Prompt> What follows is a listing to be transcribed exactly.

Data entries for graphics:
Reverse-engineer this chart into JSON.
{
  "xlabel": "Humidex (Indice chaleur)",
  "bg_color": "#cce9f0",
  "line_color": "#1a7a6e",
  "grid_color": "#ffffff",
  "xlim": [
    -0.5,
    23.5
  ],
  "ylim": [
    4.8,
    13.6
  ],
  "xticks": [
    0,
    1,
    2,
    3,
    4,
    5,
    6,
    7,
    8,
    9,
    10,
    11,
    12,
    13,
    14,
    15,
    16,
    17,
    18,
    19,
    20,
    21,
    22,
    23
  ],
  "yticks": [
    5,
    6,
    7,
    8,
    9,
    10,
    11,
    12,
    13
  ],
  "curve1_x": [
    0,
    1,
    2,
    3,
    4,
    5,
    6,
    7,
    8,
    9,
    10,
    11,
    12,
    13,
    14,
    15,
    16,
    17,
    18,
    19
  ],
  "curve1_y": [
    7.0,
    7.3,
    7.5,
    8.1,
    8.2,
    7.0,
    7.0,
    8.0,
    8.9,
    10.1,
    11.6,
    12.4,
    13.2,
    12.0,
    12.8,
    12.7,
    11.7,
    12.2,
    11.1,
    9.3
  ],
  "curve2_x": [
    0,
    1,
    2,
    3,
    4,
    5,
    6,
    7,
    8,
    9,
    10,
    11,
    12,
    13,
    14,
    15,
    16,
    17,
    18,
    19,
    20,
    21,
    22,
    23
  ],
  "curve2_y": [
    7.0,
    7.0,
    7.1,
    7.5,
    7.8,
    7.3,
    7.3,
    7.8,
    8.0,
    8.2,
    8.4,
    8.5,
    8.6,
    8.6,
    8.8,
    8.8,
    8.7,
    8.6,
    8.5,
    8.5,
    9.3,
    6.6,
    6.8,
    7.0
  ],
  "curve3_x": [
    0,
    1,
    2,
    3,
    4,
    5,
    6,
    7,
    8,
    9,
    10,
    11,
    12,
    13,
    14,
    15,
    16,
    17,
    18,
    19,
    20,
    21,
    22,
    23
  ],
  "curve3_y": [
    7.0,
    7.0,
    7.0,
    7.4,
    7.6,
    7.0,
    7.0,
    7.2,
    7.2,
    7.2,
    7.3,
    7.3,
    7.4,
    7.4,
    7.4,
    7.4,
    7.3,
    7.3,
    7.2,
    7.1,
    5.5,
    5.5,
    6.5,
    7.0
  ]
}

Final result>
Reverse-engineer this chart into JSON.
{
  "xlabel": "Humidex (Indice chaleur)",
  "bg_color": "#cce9f0",
  "line_color": "#1a7a6e",
  "grid_color": "#ffffff",
  "xlim": [
    -0.5,
    23.5
  ],
  "ylim": [
    4.8,
    13.6
  ],
  "xticks": [
    0,
    1,
    2,
    3,
    4,
    5,
    6,
    7,
    8,
    9,
    10,
    11,
    12,
    13,
    14,
    15,
    16,
    17,
    18,
    19,
    20,
    21,
    22,
    23
  ],
  "yticks": [
    5,
    6,
    7,
    8,
    9,
    10,
    11,
    12,
    13
  ],
  "curve1_x": [
    0,
    1,
    2,
    3,
    4,
    5,
    6,
    7,
    8,
    9,
    10,
    11,
    12,
    13,
    14,
    15,
    16,
    17,
    18,
    19
  ],
  "curve1_y": [
    7.0,
    7.3,
    7.5,
    8.1,
    8.2,
    7.0,
    7.0,
    8.0,
    8.9,
    10.1,
    11.6,
    12.4,
    13.2,
    12.0,
    12.8,
    12.7,
    11.7,
    12.2,
    11.1,
    9.3
  ],
  "curve2_x": [
    0,
    1,
    2,
    3,
    4,
    5,
    6,
    7,
    8,
    9,
    10,
    11,
    12,
    13,
    14,
    15,
    16,
    17,
    18,
    19,
    20,
    21,
    22,
    23
  ],
  "curve2_y": [
    7.0,
    7.0,
    7.1,
    7.5,
    7.8,
    7.3,
    7.3,
    7.8,
    8.0,
    8.2,
    8.4,
    8.5,
    8.6,
    8.6,
    8.8,
    8.8,
    8.7,
    8.6,
    8.5,
    8.5,
    9.3,
    6.6,
    6.8,
    7.0
  ],
  "curve3_x": [
    0,
    1,
    2,
    3,
    4,
    5,
    6,
    7,
    8,
    9,
    10,
    11,
    12,
    13,
    14,
    15,
    16,
    17,
    18,
    19,
    20,
    21,
    22,
    23
  ],
  "curve3_y": [
    7.0,
    7.0,
    7.0,
    7.4,
    7.6,
    7.0,
    7.0,
    7.2,
    7.2,
    7.2,
    7.3,
    7.3,
    7.4,
    7.4,
    7.4,
    7.4,
    7.3,
    7.3,
    7.2,
    7.1,
    5.5,
    5.5,
    6.5,
    7.0
  ]
}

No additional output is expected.